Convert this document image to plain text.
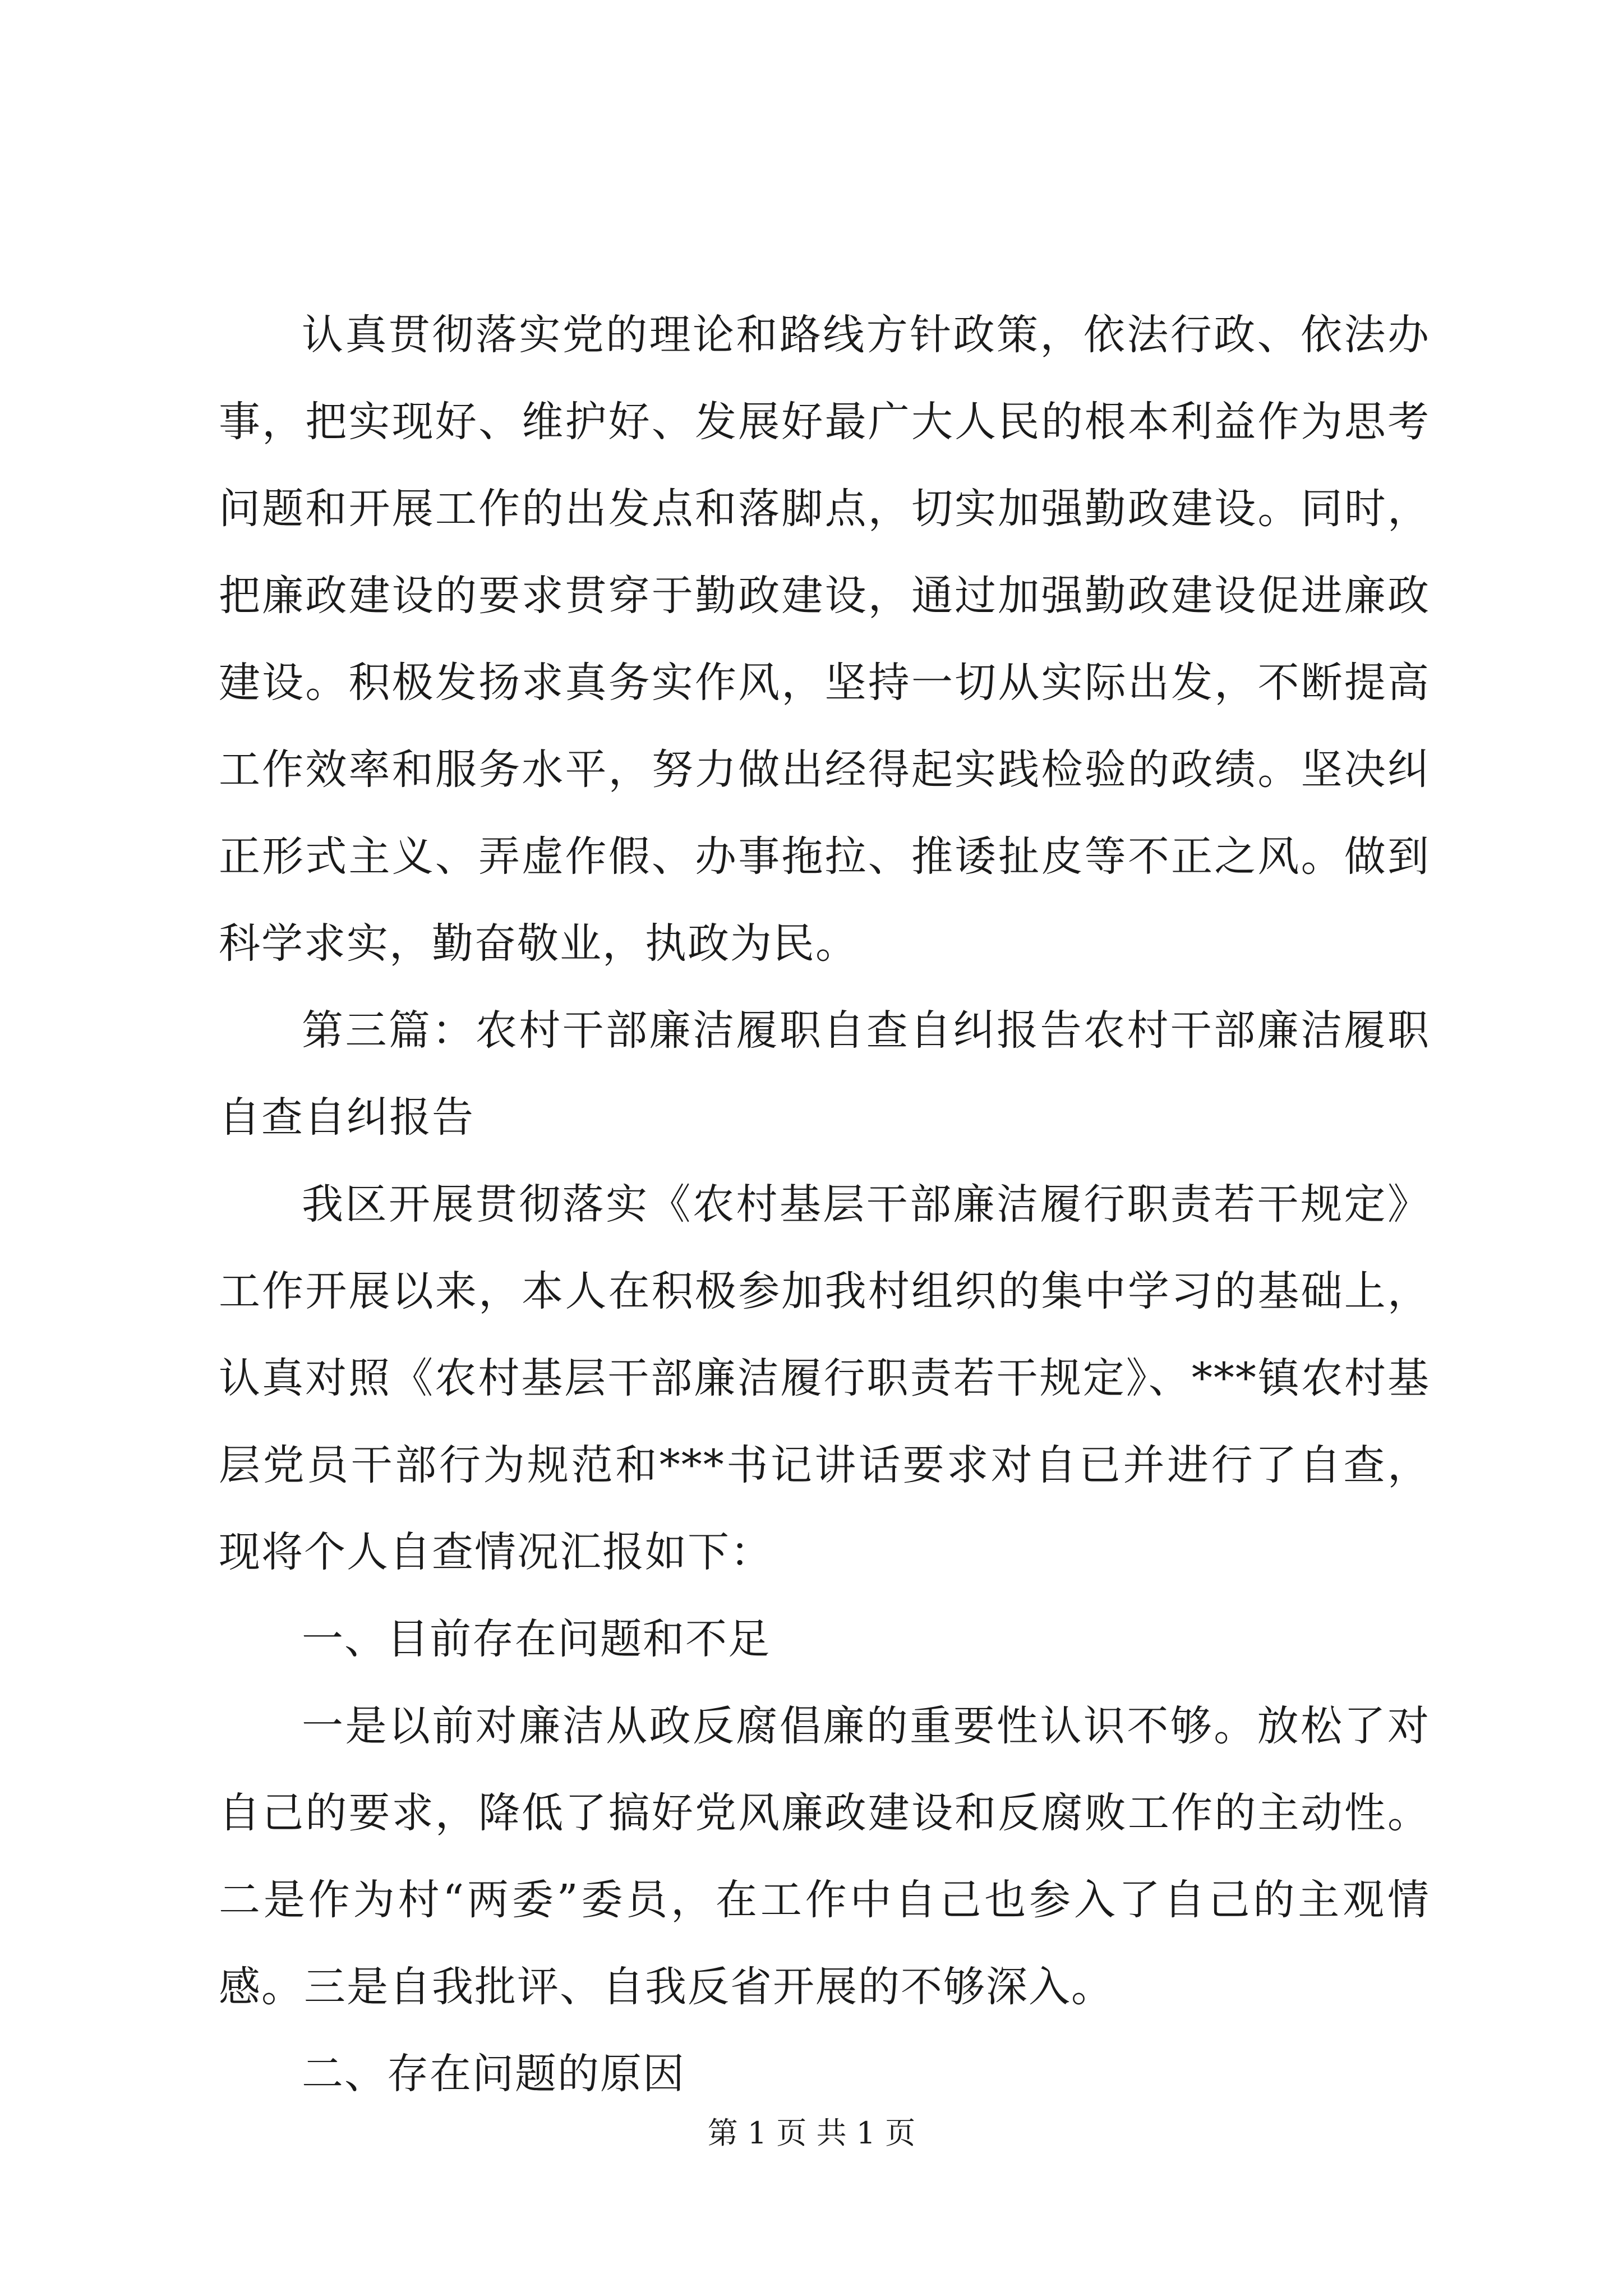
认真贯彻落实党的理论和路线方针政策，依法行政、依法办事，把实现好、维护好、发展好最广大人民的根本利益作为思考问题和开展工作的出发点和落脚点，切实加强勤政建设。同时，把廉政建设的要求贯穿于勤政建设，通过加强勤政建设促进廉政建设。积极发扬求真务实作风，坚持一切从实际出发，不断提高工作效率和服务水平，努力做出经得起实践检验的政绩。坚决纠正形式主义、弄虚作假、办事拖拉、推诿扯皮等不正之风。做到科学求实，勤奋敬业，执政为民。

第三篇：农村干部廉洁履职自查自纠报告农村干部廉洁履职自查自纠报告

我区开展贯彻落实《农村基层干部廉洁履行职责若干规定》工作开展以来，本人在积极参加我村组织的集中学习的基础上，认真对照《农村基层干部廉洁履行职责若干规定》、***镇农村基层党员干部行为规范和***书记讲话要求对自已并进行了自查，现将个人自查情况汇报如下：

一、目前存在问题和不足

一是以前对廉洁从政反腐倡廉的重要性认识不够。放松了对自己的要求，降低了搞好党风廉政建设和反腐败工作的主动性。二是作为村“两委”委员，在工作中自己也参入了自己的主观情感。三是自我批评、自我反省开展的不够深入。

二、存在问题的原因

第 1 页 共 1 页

What to work on
Give all the entries again exactly, dropping each picture.

Solution for this task
Convert this document image to plain text.
认真贯彻落实党的理论和路线方针政策，依法行政、依法办事，把实现好、维护好、发展好最广大人民的根本利益作为思考问题和开展工作的出发点和落脚点，切实加强勤政建设。同时，把廉政建设的要求贯穿于勤政建设，通过加强勤政建设促进廉政建设。积极发扬求真务实作风，坚持一切从实际出发，不断提高工作效率和服务水平，努力做出经得起实践检验的政绩。坚决纠正形式主义、弄虚作假、办事拖拉、推诿扯皮等不正之风。做到科学求实，勤奋敬业，执政为民。

第三篇：农村干部廉洁履职自查自纠报告农村干部廉洁履职自查自纠报告

我区开展贯彻落实《农村基层干部廉洁履行职责若干规定》工作开展以来，本人在积极参加我村组织的集中学习的基础上，认真对照《农村基层干部廉洁履行职责若干规定》、***镇农村基层党员干部行为规范和***书记讲话要求对自已并进行了自查，现将个人自查情况汇报如下：

一、目前存在问题和不足

一是以前对廉洁从政反腐倡廉的重要性认识不够。放松了对自己的要求，降低了搞好党风廉政建设和反腐败工作的主动性。二是作为村“两委”委员，在工作中自己也参入了自己的主观情感。三是自我批评、自我反省开展的不够深入。

二、存在问题的原因

第 1 页 共 1 页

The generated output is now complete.